> [OBJECTIVE] No images are to be carried over; print all other material exactly as it stands.

> [AVAILABLE RECORDS]
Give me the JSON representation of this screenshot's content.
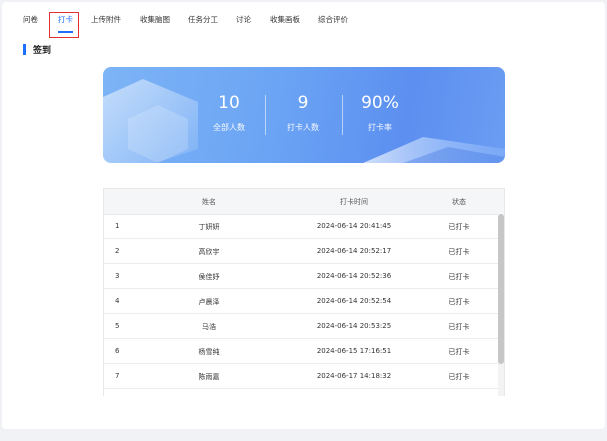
{
  "tabs": [
    {
      "label": "问卷"
    },
    {
      "label": "打卡"
    },
    {
      "label": "上传附件"
    },
    {
      "label": "收集脑图"
    },
    {
      "label": "任务分工"
    },
    {
      "label": "讨论"
    },
    {
      "label": "收集画板"
    },
    {
      "label": "综合评价"
    }
  ],
  "active_tab": "打卡",
  "section_title": "签到",
  "stats": {
    "total": {
      "value": "10",
      "label": "全部人数"
    },
    "checked": {
      "value": "9",
      "label": "打卡人数"
    },
    "rate": {
      "value": "90%",
      "label": "打卡率"
    }
  },
  "table": {
    "headers": {
      "name": "姓名",
      "time": "打卡时间",
      "status": "状态"
    },
    "rows": [
      {
        "idx": "1",
        "name": "丁妍妍",
        "time": "2024-06-14 20:41:45",
        "status": "已打卡"
      },
      {
        "idx": "2",
        "name": "高欣宇",
        "time": "2024-06-14 20:52:17",
        "status": "已打卡"
      },
      {
        "idx": "3",
        "name": "侯佳妤",
        "time": "2024-06-14 20:52:36",
        "status": "已打卡"
      },
      {
        "idx": "4",
        "name": "卢晨泽",
        "time": "2024-06-14 20:52:54",
        "status": "已打卡"
      },
      {
        "idx": "5",
        "name": "马浩",
        "time": "2024-06-14 20:53:25",
        "status": "已打卡"
      },
      {
        "idx": "6",
        "name": "杨雪纯",
        "time": "2024-06-15 17:16:51",
        "status": "已打卡"
      },
      {
        "idx": "7",
        "name": "陈雨嘉",
        "time": "2024-06-17 14:18:32",
        "status": "已打卡"
      }
    ]
  },
  "colors": {
    "accent": "#1e6fff",
    "highlight": "#e03131"
  }
}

> [SOLUTION TO THIS EXERCISE]
Give me the JSON representation of this screenshot's content.
{
  "tabs": [
    {
      "label": "问卷"
    },
    {
      "label": "打卡"
    },
    {
      "label": "上传附件"
    },
    {
      "label": "收集脑图"
    },
    {
      "label": "任务分工"
    },
    {
      "label": "讨论"
    },
    {
      "label": "收集画板"
    },
    {
      "label": "综合评价"
    }
  ],
  "active_tab": "打卡",
  "section_title": "签到",
  "stats": {
    "total": {
      "value": "10",
      "label": "全部人数"
    },
    "checked": {
      "value": "9",
      "label": "打卡人数"
    },
    "rate": {
      "value": "90%",
      "label": "打卡率"
    }
  },
  "table": {
    "headers": {
      "name": "姓名",
      "time": "打卡时间",
      "status": "状态"
    },
    "rows": [
      {
        "idx": "1",
        "name": "丁妍妍",
        "time": "2024-06-14 20:41:45",
        "status": "已打卡"
      },
      {
        "idx": "2",
        "name": "高欣宇",
        "time": "2024-06-14 20:52:17",
        "status": "已打卡"
      },
      {
        "idx": "3",
        "name": "侯佳妤",
        "time": "2024-06-14 20:52:36",
        "status": "已打卡"
      },
      {
        "idx": "4",
        "name": "卢晨泽",
        "time": "2024-06-14 20:52:54",
        "status": "已打卡"
      },
      {
        "idx": "5",
        "name": "马浩",
        "time": "2024-06-14 20:53:25",
        "status": "已打卡"
      },
      {
        "idx": "6",
        "name": "杨雪纯",
        "time": "2024-06-15 17:16:51",
        "status": "已打卡"
      },
      {
        "idx": "7",
        "name": "陈雨嘉",
        "time": "2024-06-17 14:18:32",
        "status": "已打卡"
      }
    ]
  },
  "colors": {
    "accent": "#1e6fff",
    "highlight": "#e03131"
  }
}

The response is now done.